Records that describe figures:

════════════════

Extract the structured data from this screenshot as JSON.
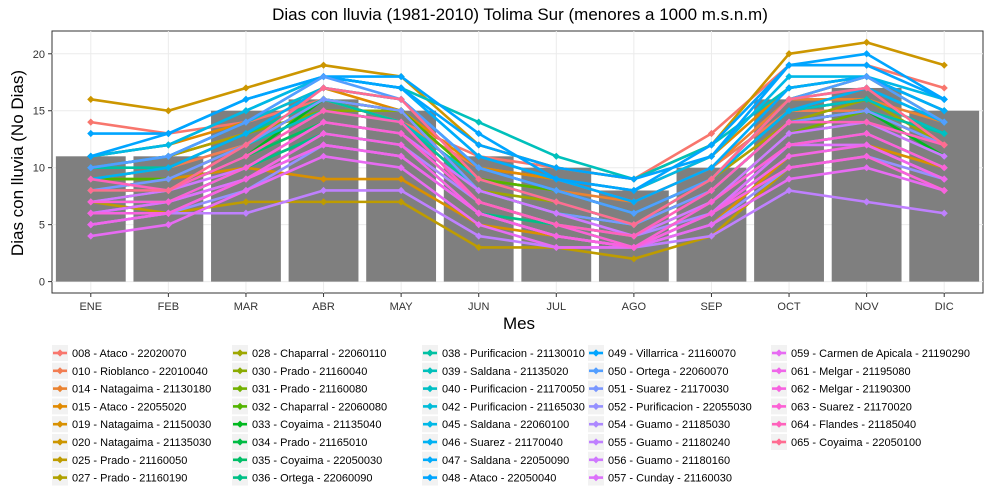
{
  "chart_data": {
    "type": "line",
    "title": "Dias con lluvia (1981-2010) Tolima Sur (menores a 1000 m.s.n.m)",
    "xlabel": "Mes",
    "ylabel": "Dias con lluvia (No Dias)",
    "categories": [
      "ENE",
      "FEB",
      "MAR",
      "ABR",
      "MAY",
      "JUN",
      "JUL",
      "AGO",
      "SEP",
      "OCT",
      "NOV",
      "DIC"
    ],
    "yticks": [
      0,
      5,
      10,
      15,
      20
    ],
    "ylim": [
      -1,
      22
    ],
    "bar_color": "#7f7f7f",
    "bars": [
      11,
      11,
      15,
      16,
      15,
      11,
      10,
      8,
      10,
      16,
      17,
      15
    ],
    "grid": true,
    "legend_position": "bottom",
    "series": [
      {
        "name": "008 - Ataco - 22020070",
        "color": "#F8766D",
        "values": [
          14,
          13,
          14,
          16,
          14,
          11,
          10,
          9,
          13,
          19,
          19,
          17
        ]
      },
      {
        "name": "010 - Rioblanco - 22010040",
        "color": "#F27D52",
        "values": [
          9,
          10,
          12,
          16,
          14,
          10,
          9,
          7,
          10,
          15,
          15,
          13
        ]
      },
      {
        "name": "014 - Natagaima - 21130180",
        "color": "#EA8331",
        "values": [
          10,
          11,
          13,
          15,
          14,
          9,
          8,
          7,
          10,
          16,
          16,
          14
        ]
      },
      {
        "name": "015 - Ataco - 22055020",
        "color": "#E18A00",
        "values": [
          11,
          12,
          14,
          17,
          15,
          10,
          9,
          8,
          11,
          17,
          18,
          15
        ]
      },
      {
        "name": "019 - Natagaima - 21150030",
        "color": "#D89000",
        "values": [
          9,
          9,
          10,
          9,
          9,
          5,
          4,
          3,
          5,
          11,
          12,
          10
        ]
      },
      {
        "name": "020 - Natagaima - 21135030",
        "color": "#CC9600",
        "values": [
          16,
          15,
          17,
          19,
          18,
          12,
          10,
          9,
          12,
          20,
          21,
          19
        ]
      },
      {
        "name": "025 - Prado - 21160050",
        "color": "#BE9C00",
        "values": [
          7,
          6,
          7,
          7,
          7,
          3,
          3,
          2,
          4,
          10,
          11,
          8
        ]
      },
      {
        "name": "027 - Prado - 21160190",
        "color": "#B0A100",
        "values": [
          10,
          11,
          13,
          15,
          14,
          9,
          8,
          6,
          9,
          14,
          15,
          12
        ]
      },
      {
        "name": "028 - Chaparral - 22060110",
        "color": "#9EA700",
        "values": [
          8,
          9,
          12,
          15,
          14,
          8,
          7,
          5,
          8,
          14,
          16,
          12
        ]
      },
      {
        "name": "030 - Prado - 21160040",
        "color": "#8AAB00",
        "values": [
          9,
          10,
          13,
          15,
          15,
          8,
          6,
          5,
          9,
          16,
          18,
          14
        ]
      },
      {
        "name": "031 - Prado - 21160080",
        "color": "#72B000",
        "values": [
          8,
          8,
          11,
          14,
          13,
          7,
          5,
          4,
          7,
          13,
          15,
          12
        ]
      },
      {
        "name": "032 - Chaparral - 22060080",
        "color": "#53B400",
        "values": [
          9,
          9,
          12,
          16,
          15,
          9,
          8,
          6,
          9,
          15,
          16,
          13
        ]
      },
      {
        "name": "033 - Coyaima - 21135040",
        "color": "#00B81F",
        "values": [
          7,
          8,
          11,
          16,
          15,
          8,
          6,
          5,
          8,
          14,
          15,
          11
        ]
      },
      {
        "name": "034 - Prado - 21165010",
        "color": "#00BB44",
        "values": [
          6,
          7,
          10,
          13,
          12,
          6,
          4,
          3,
          6,
          12,
          13,
          10
        ]
      },
      {
        "name": "035 - Coyaima - 22050030",
        "color": "#00BE67",
        "values": [
          8,
          8,
          11,
          14,
          13,
          7,
          5,
          3,
          7,
          13,
          14,
          11
        ]
      },
      {
        "name": "036 - Ortega - 22060090",
        "color": "#00C086",
        "values": [
          7,
          7,
          10,
          13,
          12,
          6,
          5,
          4,
          6,
          12,
          13,
          10
        ]
      },
      {
        "name": "038 - Purificacion - 21130010",
        "color": "#00C1A3",
        "values": [
          10,
          10,
          13,
          16,
          14,
          8,
          6,
          5,
          8,
          14,
          15,
          13
        ]
      },
      {
        "name": "039 - Saldana - 21135020",
        "color": "#00C0BB",
        "values": [
          11,
          12,
          15,
          18,
          17,
          14,
          11,
          9,
          12,
          17,
          18,
          15
        ]
      },
      {
        "name": "040 - Purificacion - 21170050",
        "color": "#00BFC4",
        "values": [
          8,
          9,
          12,
          15,
          14,
          9,
          7,
          5,
          9,
          15,
          16,
          13
        ]
      },
      {
        "name": "042 - Purificacion - 21165030",
        "color": "#00BCD8",
        "values": [
          10,
          11,
          14,
          17,
          16,
          10,
          8,
          6,
          9,
          16,
          17,
          14
        ]
      },
      {
        "name": "045 - Saldana - 22060100",
        "color": "#00B8E7",
        "values": [
          11,
          12,
          15,
          18,
          17,
          11,
          9,
          8,
          11,
          18,
          18,
          16
        ]
      },
      {
        "name": "046 - Suarez - 21170040",
        "color": "#00B2F3",
        "values": [
          9,
          10,
          13,
          17,
          16,
          10,
          8,
          6,
          9,
          15,
          17,
          14
        ]
      },
      {
        "name": "047 - Saldana - 22050090",
        "color": "#00ACFC",
        "values": [
          10,
          11,
          14,
          18,
          17,
          11,
          9,
          7,
          10,
          17,
          18,
          15
        ]
      },
      {
        "name": "048 - Ataco - 22050040",
        "color": "#00A5FF",
        "values": [
          11,
          13,
          16,
          18,
          18,
          13,
          9,
          8,
          12,
          19,
          19,
          16
        ]
      },
      {
        "name": "049 - Villarrica - 21160070",
        "color": "#00A5FF",
        "values": [
          13,
          13,
          16,
          18,
          17,
          12,
          10,
          9,
          11,
          19,
          20,
          16
        ]
      },
      {
        "name": "050 - Ortega - 22060070",
        "color": "#529EFF",
        "values": [
          10,
          11,
          14,
          18,
          16,
          10,
          8,
          6,
          9,
          16,
          18,
          14
        ]
      },
      {
        "name": "051 - Suarez - 21170030",
        "color": "#7997FF",
        "values": [
          8,
          9,
          12,
          16,
          15,
          8,
          6,
          5,
          8,
          14,
          15,
          12
        ]
      },
      {
        "name": "052 - Purificacion - 22055030",
        "color": "#9590FF",
        "values": [
          5,
          6,
          8,
          12,
          11,
          6,
          4,
          3,
          5,
          10,
          11,
          9
        ]
      },
      {
        "name": "054 - Guamo - 21185030",
        "color": "#AC88FF",
        "values": [
          6,
          7,
          9,
          13,
          12,
          7,
          5,
          4,
          6,
          12,
          13,
          10
        ]
      },
      {
        "name": "055 - Guamo - 21180240",
        "color": "#BF80FF",
        "values": [
          5,
          6,
          6,
          8,
          8,
          4,
          3,
          3,
          4,
          8,
          7,
          6
        ]
      },
      {
        "name": "056 - Guamo - 21180160",
        "color": "#CF78FF",
        "values": [
          7,
          8,
          10,
          14,
          13,
          8,
          6,
          4,
          7,
          13,
          14,
          11
        ]
      },
      {
        "name": "057 - Cunday - 21160030",
        "color": "#DC71FA",
        "values": [
          6,
          7,
          9,
          12,
          11,
          6,
          4,
          3,
          6,
          12,
          12,
          9
        ]
      },
      {
        "name": "059 - Carmen de Apicala - 21190290",
        "color": "#E76BF3",
        "values": [
          4,
          5,
          8,
          11,
          10,
          5,
          3,
          3,
          5,
          9,
          10,
          8
        ]
      },
      {
        "name": "061 - Melgar - 21195080",
        "color": "#F066EA",
        "values": [
          5,
          6,
          9,
          12,
          11,
          6,
          4,
          3,
          6,
          11,
          12,
          9
        ]
      },
      {
        "name": "062 - Melgar - 21190300",
        "color": "#F763E0",
        "values": [
          6,
          6,
          9,
          13,
          12,
          6,
          4,
          3,
          6,
          10,
          11,
          8
        ]
      },
      {
        "name": "063 - Suarez - 21170020",
        "color": "#FC61D5",
        "values": [
          7,
          7,
          10,
          14,
          13,
          7,
          5,
          3,
          7,
          12,
          13,
          10
        ]
      },
      {
        "name": "064 - Flandes - 21185040",
        "color": "#FF62BC",
        "values": [
          9,
          8,
          11,
          15,
          14,
          7,
          5,
          4,
          8,
          14,
          14,
          12
        ]
      },
      {
        "name": "065 - Coyaima - 22050100",
        "color": "#FF6C91",
        "values": [
          8,
          8,
          12,
          17,
          16,
          9,
          7,
          5,
          9,
          16,
          17,
          12
        ]
      }
    ]
  }
}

════════════════

* _Exercise_
Give only the number of lines in the data that hold the string "Suarez".

* _Result for this task_
3